TASK DIRECTIONS:
All of the entries need to be written out again, exactly as they are.

**** TASK INPUTS ****

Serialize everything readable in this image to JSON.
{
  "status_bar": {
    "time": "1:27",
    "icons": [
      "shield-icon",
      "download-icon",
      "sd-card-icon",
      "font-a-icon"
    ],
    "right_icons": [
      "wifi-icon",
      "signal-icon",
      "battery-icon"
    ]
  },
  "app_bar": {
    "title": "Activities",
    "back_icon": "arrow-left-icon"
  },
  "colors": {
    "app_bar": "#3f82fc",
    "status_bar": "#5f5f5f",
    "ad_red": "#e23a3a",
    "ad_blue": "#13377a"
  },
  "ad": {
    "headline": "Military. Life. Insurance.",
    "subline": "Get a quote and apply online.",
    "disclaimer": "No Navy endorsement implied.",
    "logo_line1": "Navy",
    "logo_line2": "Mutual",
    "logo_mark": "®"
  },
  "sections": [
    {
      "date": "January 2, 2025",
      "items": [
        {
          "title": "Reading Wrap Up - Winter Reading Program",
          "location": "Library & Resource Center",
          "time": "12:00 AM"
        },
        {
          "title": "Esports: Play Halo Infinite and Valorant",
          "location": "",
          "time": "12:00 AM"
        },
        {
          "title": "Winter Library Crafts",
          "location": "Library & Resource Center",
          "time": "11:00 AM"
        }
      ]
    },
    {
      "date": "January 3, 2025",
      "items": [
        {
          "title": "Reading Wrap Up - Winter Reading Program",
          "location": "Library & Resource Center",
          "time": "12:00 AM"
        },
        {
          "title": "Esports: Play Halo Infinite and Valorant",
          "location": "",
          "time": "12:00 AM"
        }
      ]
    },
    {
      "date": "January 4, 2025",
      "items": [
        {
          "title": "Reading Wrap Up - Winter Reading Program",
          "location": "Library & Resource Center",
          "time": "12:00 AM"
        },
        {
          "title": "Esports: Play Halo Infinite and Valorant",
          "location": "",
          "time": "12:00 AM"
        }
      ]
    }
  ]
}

****

TASK RESPONSE:
Serialize everything readable in this image to JSON.
{
  "status_bar": {
    "time": "1:27",
    "icons": [
      "shield-icon",
      "download-icon",
      "sd-card-icon",
      "font-a-icon"
    ],
    "right_icons": [
      "wifi-icon",
      "signal-icon",
      "battery-icon"
    ]
  },
  "app_bar": {
    "title": "Activities",
    "back_icon": "arrow-left-icon"
  },
  "colors": {
    "app_bar": "#3f82fc",
    "status_bar": "#5f5f5f",
    "ad_red": "#e23a3a",
    "ad_blue": "#13377a"
  },
  "ad": {
    "headline": "Military. Life. Insurance.",
    "subline": "Get a quote and apply online.",
    "disclaimer": "No Navy endorsement implied.",
    "logo_line1": "Navy",
    "logo_line2": "Mutual",
    "logo_mark": "®"
  },
  "sections": [
    {
      "date": "January 2, 2025",
      "items": [
        {
          "title": "Reading Wrap Up - Winter Reading Program",
          "location": "Library & Resource Center",
          "time": "12:00 AM"
        },
        {
          "title": "Esports: Play Halo Infinite and Valorant",
          "location": "",
          "time": "12:00 AM"
        },
        {
          "title": "Winter Library Crafts",
          "location": "Library & Resource Center",
          "time": "11:00 AM"
        }
      ]
    },
    {
      "date": "January 3, 2025",
      "items": [
        {
          "title": "Reading Wrap Up - Winter Reading Program",
          "location": "Library & Resource Center",
          "time": "12:00 AM"
        },
        {
          "title": "Esports: Play Halo Infinite and Valorant",
          "location": "",
          "time": "12:00 AM"
        }
      ]
    },
    {
      "date": "January 4, 2025",
      "items": [
        {
          "title": "Reading Wrap Up - Winter Reading Program",
          "location": "Library & Resource Center",
          "time": "12:00 AM"
        },
        {
          "title": "Esports: Play Halo Infinite and Valorant",
          "location": "",
          "time": "12:00 AM"
        }
      ]
    }
  ]
}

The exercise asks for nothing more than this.